### EXCERPTED RECORDS

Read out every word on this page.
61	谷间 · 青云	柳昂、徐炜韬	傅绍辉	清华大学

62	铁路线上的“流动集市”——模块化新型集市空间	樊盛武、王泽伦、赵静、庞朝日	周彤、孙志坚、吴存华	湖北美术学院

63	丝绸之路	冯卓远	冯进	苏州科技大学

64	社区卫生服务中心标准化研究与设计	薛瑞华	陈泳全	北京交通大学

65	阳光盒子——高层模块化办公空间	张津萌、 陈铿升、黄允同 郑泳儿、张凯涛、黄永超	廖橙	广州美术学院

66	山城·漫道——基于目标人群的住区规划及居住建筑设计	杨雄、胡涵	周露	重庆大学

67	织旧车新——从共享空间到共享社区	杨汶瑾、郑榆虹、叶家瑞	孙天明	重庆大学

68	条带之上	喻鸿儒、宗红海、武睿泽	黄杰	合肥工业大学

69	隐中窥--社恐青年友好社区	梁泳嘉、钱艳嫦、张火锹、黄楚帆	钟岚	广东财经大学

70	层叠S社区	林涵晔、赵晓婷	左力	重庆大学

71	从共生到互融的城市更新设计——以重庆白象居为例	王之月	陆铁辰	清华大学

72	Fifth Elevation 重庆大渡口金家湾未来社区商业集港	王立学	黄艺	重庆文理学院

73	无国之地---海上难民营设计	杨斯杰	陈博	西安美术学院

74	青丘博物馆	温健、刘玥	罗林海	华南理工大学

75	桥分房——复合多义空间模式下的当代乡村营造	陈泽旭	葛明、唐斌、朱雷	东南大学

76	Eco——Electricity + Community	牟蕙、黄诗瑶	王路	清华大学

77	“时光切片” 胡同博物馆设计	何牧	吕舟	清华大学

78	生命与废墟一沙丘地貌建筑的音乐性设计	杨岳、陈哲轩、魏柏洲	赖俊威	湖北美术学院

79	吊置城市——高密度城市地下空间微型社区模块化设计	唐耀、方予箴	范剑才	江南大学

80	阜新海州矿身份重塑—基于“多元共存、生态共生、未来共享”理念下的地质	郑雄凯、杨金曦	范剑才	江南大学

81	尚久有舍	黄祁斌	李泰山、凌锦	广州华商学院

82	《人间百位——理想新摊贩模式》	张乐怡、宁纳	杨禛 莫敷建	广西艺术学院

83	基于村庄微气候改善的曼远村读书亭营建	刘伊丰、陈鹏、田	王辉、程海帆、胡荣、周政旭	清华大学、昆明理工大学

### GOAL OF THE EXERCISE
Copy all of the material word for word.

### EXERCISE RESULT
Read out every word on this page.
61	谷间 · 青云	柳昂、徐炜韬	傅绍辉	清华大学

62	铁路线上的“流动集市”——模块化新型集市空间	樊盛武、王泽伦、赵静、庞朝日	周彤、孙志坚、吴存华	湖北美术学院

63	丝绸之路	冯卓远	冯进	苏州科技大学

64	社区卫生服务中心标准化研究与设计	薛瑞华	陈泳全	北京交通大学

65	阳光盒子——高层模块化办公空间	张津萌、 陈铿升、黄允同 郑泳儿、张凯涛、黄永超	廖橙	广州美术学院

66	山城·漫道——基于目标人群的住区规划及居住建筑设计	杨雄、胡涵	周露	重庆大学

67	织旧车新——从共享空间到共享社区	杨汶瑾、郑榆虹、叶家瑞	孙天明	重庆大学

68	条带之上	喻鸿儒、宗红海、武睿泽	黄杰	合肥工业大学

69	隐中窥--社恐青年友好社区	梁泳嘉、钱艳嫦、张火锹、黄楚帆	钟岚	广东财经大学

70	层叠S社区	林涵晔、赵晓婷	左力	重庆大学

71	从共生到互融的城市更新设计——以重庆白象居为例	王之月	陆铁辰	清华大学

72	Fifth Elevation 重庆大渡口金家湾未来社区商业集港	王立学	黄艺	重庆文理学院

73	无国之地---海上难民营设计	杨斯杰	陈博	西安美术学院

74	青丘博物馆	温健、刘玥	罗林海	华南理工大学

75	桥分房——复合多义空间模式下的当代乡村营造	陈泽旭	葛明、唐斌、朱雷	东南大学

76	Eco——Electricity + Community	牟蕙、黄诗瑶	王路	清华大学

77	“时光切片” 胡同博物馆设计	何牧	吕舟	清华大学

78	生命与废墟一沙丘地貌建筑的音乐性设计	杨岳、陈哲轩、魏柏洲	赖俊威	湖北美术学院

79	吊置城市——高密度城市地下空间微型社区模块化设计	唐耀、方予箴	范剑才	江南大学

80	阜新海州矿身份重塑—基于“多元共存、生态共生、未来共享”理念下的地质	郑雄凯、杨金曦	范剑才	江南大学

81	尚久有舍	黄祁斌	李泰山、凌锦	广州华商学院

82	《人间百位——理想新摊贩模式》	张乐怡、宁纳	杨禛 莫敷建	广西艺术学院

83	基于村庄微气候改善的曼远村读书亭营建	刘伊丰、陈鹏、田	王辉、程海帆、胡荣、周政旭	清华大学、昆明理工大学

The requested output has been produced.